■ **Exercise aim**
Say how many lines contain "marker"; the answer is the number alone.

■ **Stored records**
----------------

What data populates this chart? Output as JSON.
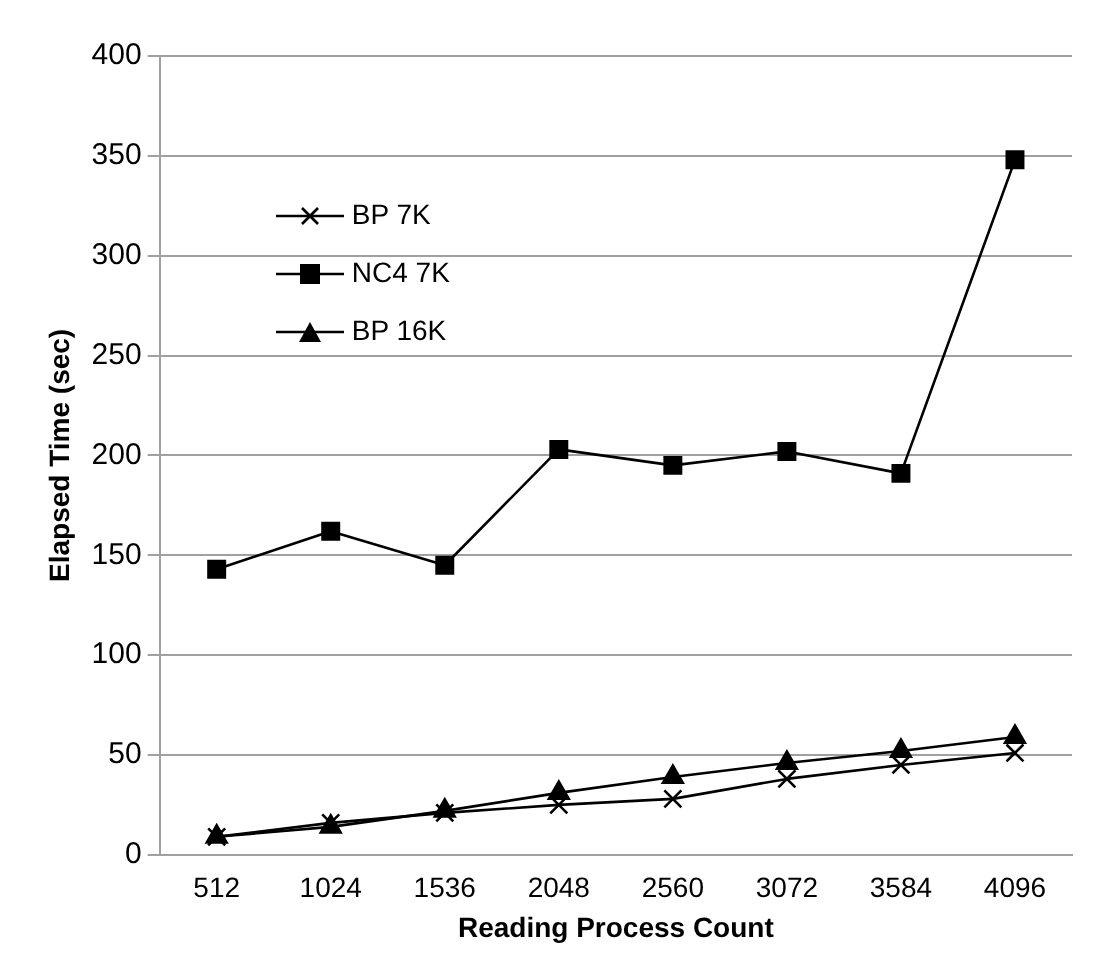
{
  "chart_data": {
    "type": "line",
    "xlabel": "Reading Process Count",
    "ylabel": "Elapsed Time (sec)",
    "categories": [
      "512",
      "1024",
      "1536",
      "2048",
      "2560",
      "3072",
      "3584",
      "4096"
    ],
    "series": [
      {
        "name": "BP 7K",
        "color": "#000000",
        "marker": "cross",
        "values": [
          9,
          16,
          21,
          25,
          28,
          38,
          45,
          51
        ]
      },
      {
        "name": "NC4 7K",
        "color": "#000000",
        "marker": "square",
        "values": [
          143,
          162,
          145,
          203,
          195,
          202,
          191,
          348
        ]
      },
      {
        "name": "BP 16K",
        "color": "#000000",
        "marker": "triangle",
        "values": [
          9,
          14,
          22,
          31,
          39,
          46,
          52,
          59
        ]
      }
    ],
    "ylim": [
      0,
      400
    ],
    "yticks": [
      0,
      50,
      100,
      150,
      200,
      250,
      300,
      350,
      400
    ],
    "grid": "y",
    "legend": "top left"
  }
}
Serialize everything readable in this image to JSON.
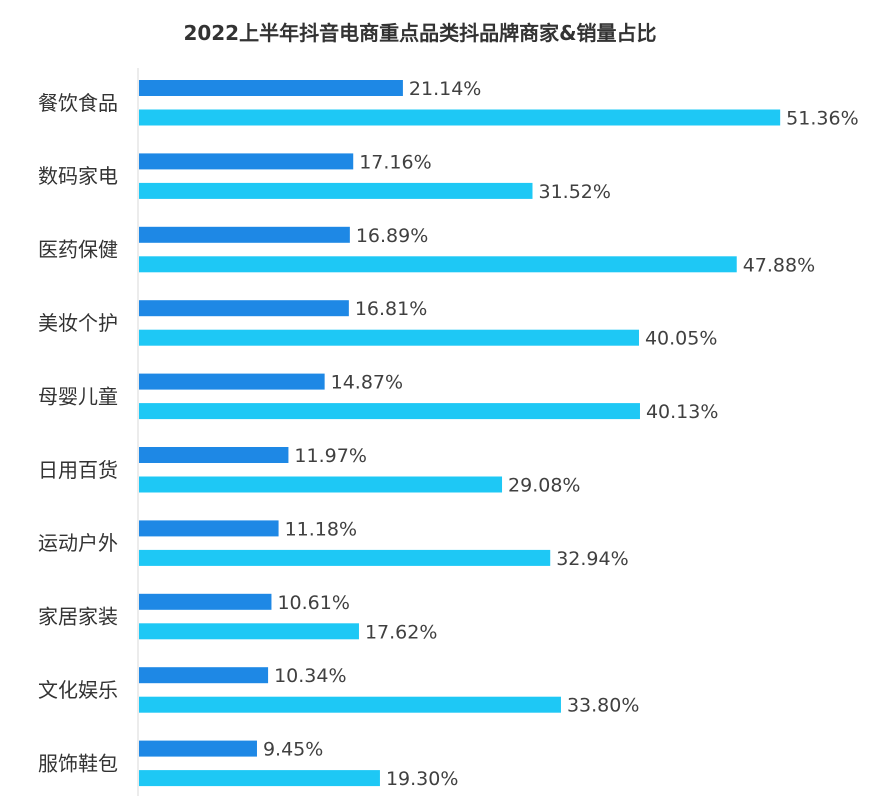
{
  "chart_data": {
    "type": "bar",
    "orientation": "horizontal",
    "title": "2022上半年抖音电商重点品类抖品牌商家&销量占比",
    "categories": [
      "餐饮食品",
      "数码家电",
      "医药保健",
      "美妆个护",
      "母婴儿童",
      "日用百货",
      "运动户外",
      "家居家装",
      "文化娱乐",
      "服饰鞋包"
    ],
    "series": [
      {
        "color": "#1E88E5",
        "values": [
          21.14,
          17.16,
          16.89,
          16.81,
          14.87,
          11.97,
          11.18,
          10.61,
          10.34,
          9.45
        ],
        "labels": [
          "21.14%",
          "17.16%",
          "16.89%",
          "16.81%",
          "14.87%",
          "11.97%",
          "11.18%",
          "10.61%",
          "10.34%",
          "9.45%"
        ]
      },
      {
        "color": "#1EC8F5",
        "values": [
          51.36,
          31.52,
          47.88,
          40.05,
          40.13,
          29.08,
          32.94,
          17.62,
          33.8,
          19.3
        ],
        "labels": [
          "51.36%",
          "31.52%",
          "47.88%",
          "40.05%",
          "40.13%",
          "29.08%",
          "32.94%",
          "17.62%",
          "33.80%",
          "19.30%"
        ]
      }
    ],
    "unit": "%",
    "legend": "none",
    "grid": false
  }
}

----------------

■ **Exercise solution**
3